***** GIVEN ENTRIES *****

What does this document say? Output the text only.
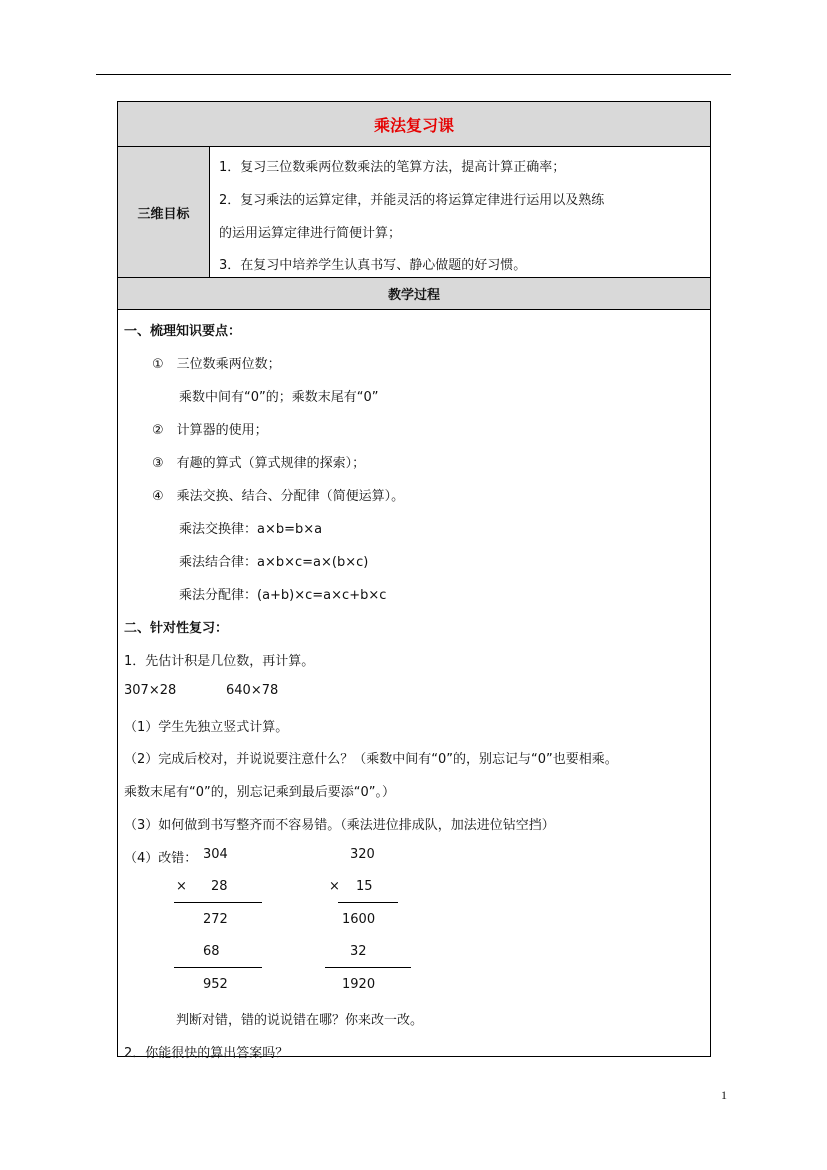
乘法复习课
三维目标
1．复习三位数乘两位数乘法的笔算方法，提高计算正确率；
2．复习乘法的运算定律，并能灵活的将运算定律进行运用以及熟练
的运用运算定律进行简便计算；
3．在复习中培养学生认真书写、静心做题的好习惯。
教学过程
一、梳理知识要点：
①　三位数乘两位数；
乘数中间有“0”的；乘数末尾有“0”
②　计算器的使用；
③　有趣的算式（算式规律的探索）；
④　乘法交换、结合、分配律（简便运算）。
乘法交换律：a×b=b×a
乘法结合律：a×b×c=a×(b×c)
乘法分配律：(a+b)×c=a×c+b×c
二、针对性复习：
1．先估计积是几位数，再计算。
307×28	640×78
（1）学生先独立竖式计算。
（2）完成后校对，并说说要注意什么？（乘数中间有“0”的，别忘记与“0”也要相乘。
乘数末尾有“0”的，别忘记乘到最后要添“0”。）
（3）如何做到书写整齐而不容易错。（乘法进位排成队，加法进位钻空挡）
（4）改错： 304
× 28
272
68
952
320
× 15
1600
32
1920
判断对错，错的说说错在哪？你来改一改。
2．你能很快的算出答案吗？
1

*****
***** GIVEN ENTRIES *****

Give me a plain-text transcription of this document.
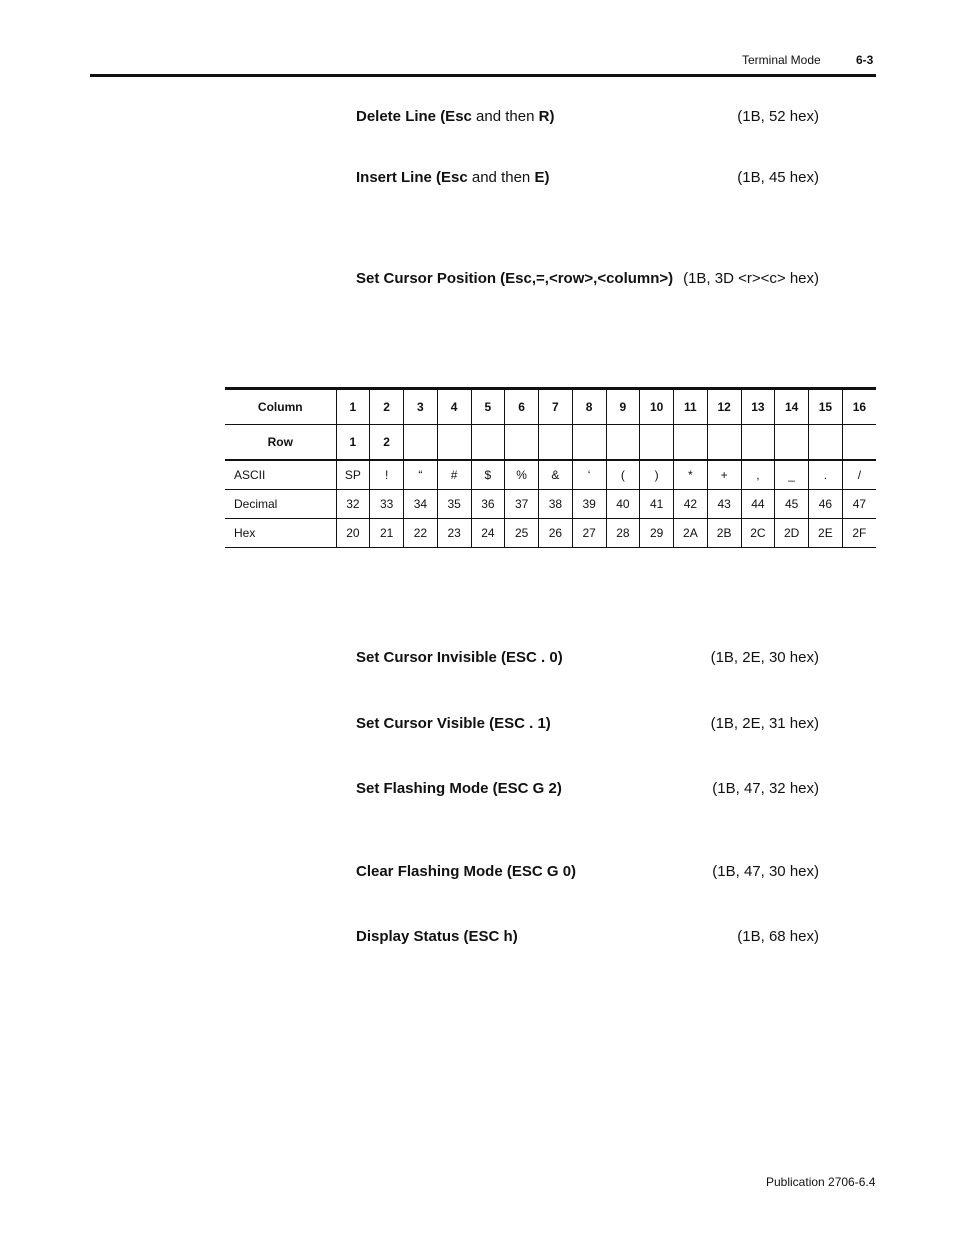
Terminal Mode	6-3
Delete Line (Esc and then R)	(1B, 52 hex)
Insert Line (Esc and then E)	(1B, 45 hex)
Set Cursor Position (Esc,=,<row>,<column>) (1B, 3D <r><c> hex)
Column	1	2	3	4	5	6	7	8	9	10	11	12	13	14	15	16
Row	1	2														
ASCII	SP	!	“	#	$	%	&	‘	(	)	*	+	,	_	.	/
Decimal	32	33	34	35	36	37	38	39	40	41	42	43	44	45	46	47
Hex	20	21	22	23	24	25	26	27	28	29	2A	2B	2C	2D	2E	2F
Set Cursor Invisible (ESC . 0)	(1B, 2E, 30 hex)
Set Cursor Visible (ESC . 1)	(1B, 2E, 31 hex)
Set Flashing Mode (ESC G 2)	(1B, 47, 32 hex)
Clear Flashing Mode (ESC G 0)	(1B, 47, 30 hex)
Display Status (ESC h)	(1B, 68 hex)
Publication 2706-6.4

*****

--- WHAT YOU ARE ASKED TO DO ---
Copy out the lines that hold "乘数末尾有".

--- RESULT OF THIS TASK ---
乘数中间有“0”的；乘数末尾有“0”
乘数末尾有“0”的，别忘记乘到最后要添“0”。）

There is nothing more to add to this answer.